* Written task:
Below are some records; return each one exactly.

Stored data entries
....
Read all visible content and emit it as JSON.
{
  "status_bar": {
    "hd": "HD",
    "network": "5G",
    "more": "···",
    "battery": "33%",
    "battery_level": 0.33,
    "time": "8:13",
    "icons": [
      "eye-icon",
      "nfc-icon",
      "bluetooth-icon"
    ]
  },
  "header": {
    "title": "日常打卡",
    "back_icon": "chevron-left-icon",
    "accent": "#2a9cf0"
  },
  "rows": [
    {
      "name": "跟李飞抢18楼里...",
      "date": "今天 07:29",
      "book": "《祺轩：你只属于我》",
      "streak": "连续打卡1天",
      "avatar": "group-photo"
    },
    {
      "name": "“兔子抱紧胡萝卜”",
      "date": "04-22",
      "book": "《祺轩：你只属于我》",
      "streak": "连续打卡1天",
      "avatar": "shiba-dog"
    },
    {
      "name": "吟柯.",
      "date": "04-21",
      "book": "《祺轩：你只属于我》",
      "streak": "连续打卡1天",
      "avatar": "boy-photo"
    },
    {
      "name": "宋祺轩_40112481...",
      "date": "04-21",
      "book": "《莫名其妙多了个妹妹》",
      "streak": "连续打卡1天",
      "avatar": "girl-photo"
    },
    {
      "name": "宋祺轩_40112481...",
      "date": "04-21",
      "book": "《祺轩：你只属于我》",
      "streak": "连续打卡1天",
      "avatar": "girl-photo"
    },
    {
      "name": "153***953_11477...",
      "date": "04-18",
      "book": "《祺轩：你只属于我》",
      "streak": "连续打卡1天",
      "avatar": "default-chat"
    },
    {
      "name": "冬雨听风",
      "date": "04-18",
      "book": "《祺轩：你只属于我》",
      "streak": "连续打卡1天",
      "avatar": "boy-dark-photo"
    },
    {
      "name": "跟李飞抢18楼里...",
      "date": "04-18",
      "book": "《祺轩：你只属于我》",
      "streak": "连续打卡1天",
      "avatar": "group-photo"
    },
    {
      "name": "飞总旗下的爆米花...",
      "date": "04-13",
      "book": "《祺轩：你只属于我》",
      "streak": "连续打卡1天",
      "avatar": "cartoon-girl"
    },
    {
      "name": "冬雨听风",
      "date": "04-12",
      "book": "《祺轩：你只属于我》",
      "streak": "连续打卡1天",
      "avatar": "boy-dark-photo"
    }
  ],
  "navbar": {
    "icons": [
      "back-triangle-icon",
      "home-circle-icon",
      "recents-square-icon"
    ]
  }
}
....
* Problem solution:
Read all visible content and emit it as JSON.
{
  "status_bar": {
    "hd": "HD",
    "network": "5G",
    "more": "···",
    "battery": "33%",
    "battery_level": 0.33,
    "time": "8:13",
    "icons": [
      "eye-icon",
      "nfc-icon",
      "bluetooth-icon"
    ]
  },
  "header": {
    "title": "日常打卡",
    "back_icon": "chevron-left-icon",
    "accent": "#2a9cf0"
  },
  "rows": [
    {
      "name": "跟李飞抢18楼里...",
      "date": "今天 07:29",
      "book": "《祺轩：你只属于我》",
      "streak": "连续打卡1天",
      "avatar": "group-photo"
    },
    {
      "name": "“兔子抱紧胡萝卜”",
      "date": "04-22",
      "book": "《祺轩：你只属于我》",
      "streak": "连续打卡1天",
      "avatar": "shiba-dog"
    },
    {
      "name": "吟柯.",
      "date": "04-21",
      "book": "《祺轩：你只属于我》",
      "streak": "连续打卡1天",
      "avatar": "boy-photo"
    },
    {
      "name": "宋祺轩_40112481...",
      "date": "04-21",
      "book": "《莫名其妙多了个妹妹》",
      "streak": "连续打卡1天",
      "avatar": "girl-photo"
    },
    {
      "name": "宋祺轩_40112481...",
      "date": "04-21",
      "book": "《祺轩：你只属于我》",
      "streak": "连续打卡1天",
      "avatar": "girl-photo"
    },
    {
      "name": "153***953_11477...",
      "date": "04-18",
      "book": "《祺轩：你只属于我》",
      "streak": "连续打卡1天",
      "avatar": "default-chat"
    },
    {
      "name": "冬雨听风",
      "date": "04-18",
      "book": "《祺轩：你只属于我》",
      "streak": "连续打卡1天",
      "avatar": "boy-dark-photo"
    },
    {
      "name": "跟李飞抢18楼里...",
      "date": "04-18",
      "book": "《祺轩：你只属于我》",
      "streak": "连续打卡1天",
      "avatar": "group-photo"
    },
    {
      "name": "飞总旗下的爆米花...",
      "date": "04-13",
      "book": "《祺轩：你只属于我》",
      "streak": "连续打卡1天",
      "avatar": "cartoon-girl"
    },
    {
      "name": "冬雨听风",
      "date": "04-12",
      "book": "《祺轩：你只属于我》",
      "streak": "连续打卡1天",
      "avatar": "boy-dark-photo"
    }
  ],
  "navbar": {
    "icons": [
      "back-triangle-icon",
      "home-circle-icon",
      "recents-square-icon"
    ]
  }
}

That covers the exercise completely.